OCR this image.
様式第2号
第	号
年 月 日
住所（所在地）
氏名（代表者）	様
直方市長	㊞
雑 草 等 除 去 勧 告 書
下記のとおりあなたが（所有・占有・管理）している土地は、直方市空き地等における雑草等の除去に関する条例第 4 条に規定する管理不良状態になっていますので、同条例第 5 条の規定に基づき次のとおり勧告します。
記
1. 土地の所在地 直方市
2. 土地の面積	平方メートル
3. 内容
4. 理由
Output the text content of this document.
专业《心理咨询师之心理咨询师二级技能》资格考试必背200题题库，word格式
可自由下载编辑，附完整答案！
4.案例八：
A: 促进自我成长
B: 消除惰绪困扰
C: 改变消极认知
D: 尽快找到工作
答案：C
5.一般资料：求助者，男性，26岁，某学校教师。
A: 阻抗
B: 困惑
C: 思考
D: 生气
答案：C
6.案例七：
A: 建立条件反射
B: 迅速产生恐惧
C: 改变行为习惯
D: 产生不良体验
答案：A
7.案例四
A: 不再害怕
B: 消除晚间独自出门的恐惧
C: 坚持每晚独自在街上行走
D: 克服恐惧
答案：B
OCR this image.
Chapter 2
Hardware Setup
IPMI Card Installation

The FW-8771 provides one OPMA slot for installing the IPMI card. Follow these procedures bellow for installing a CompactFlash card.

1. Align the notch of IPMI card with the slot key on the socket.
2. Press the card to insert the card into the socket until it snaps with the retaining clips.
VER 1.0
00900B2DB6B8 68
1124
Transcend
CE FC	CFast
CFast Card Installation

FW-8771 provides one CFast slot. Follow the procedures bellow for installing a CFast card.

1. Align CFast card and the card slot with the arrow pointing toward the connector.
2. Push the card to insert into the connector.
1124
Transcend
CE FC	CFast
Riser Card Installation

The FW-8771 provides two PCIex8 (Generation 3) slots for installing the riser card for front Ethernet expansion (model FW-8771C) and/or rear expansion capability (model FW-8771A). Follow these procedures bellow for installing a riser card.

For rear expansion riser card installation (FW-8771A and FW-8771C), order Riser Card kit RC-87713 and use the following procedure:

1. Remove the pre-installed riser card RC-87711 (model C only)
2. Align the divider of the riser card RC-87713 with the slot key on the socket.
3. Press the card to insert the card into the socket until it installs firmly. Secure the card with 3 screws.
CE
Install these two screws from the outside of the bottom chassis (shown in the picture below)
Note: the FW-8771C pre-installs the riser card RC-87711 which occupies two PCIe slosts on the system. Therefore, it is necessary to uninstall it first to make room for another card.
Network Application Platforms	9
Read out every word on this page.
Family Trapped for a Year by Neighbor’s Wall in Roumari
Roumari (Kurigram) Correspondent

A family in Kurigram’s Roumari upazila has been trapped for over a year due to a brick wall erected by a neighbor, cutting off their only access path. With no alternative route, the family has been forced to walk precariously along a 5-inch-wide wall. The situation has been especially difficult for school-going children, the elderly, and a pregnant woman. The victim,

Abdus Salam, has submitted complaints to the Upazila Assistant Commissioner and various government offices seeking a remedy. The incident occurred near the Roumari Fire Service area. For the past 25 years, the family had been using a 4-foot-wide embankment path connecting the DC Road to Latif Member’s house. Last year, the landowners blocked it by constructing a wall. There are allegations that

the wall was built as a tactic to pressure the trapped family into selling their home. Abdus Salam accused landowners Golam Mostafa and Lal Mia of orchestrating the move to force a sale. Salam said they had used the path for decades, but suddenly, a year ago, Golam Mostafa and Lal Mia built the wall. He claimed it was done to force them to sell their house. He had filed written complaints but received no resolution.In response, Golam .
**********
Write out every line of the data that holds the word "insert".

▸ Answer to this exercise
2. Press the card to insert the card into the socket until it snaps with the retaining clips.
2. Push the card to insert into the connector.
3. Press the card to insert the card into the socket until it installs firmly. Secure the card with 3 screws.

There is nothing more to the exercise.